Job — Copy out all lines that carry the word "градусов".

Data lines —
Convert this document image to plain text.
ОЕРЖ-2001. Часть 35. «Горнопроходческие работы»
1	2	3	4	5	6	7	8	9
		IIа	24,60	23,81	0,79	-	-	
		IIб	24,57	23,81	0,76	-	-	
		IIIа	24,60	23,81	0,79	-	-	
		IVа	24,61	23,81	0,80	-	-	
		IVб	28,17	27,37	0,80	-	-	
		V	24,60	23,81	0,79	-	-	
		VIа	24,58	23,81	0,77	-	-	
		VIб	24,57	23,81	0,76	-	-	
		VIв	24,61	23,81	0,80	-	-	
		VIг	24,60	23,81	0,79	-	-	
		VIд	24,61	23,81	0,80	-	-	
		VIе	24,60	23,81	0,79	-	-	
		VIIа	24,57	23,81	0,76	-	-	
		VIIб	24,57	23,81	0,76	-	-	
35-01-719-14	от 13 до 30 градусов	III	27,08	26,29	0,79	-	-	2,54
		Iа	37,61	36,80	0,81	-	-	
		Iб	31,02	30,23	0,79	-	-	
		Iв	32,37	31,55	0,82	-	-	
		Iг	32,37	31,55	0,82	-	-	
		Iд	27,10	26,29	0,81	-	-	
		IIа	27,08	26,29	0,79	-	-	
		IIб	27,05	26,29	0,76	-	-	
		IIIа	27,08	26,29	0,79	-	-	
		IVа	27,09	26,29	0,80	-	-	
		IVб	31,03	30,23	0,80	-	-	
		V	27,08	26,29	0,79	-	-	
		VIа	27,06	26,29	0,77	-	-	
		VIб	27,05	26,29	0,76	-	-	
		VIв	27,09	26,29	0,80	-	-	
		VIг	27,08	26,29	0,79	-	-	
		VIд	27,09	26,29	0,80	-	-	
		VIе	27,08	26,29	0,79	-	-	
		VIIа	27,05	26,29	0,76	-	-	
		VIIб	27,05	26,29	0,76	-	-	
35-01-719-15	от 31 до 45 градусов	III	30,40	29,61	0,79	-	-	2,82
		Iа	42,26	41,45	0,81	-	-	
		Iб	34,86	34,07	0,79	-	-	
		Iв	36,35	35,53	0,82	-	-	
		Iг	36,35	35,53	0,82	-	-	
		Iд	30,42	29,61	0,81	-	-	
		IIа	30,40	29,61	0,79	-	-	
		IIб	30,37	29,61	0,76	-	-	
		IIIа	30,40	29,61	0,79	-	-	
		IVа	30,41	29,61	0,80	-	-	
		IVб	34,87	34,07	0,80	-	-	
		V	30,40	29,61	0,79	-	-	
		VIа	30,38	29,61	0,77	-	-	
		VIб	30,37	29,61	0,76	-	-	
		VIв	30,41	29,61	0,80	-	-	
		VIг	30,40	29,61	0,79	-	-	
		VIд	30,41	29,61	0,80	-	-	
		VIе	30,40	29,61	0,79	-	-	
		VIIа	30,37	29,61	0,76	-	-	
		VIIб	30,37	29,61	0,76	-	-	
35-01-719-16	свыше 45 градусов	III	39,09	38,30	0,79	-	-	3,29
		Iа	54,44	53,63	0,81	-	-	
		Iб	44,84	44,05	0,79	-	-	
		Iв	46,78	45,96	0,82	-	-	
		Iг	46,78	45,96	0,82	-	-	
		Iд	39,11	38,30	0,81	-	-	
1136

Solution below —
35-01-719-14	от 13 до 30 градусов	III	27,08	26,29	0,79	-	-	2,54
35-01-719-15	от 31 до 45 градусов	III	30,40	29,61	0,79	-	-	2,82
35-01-719-16	свыше 45 градусов	III	39,09	38,30	0,79	-	-	3,29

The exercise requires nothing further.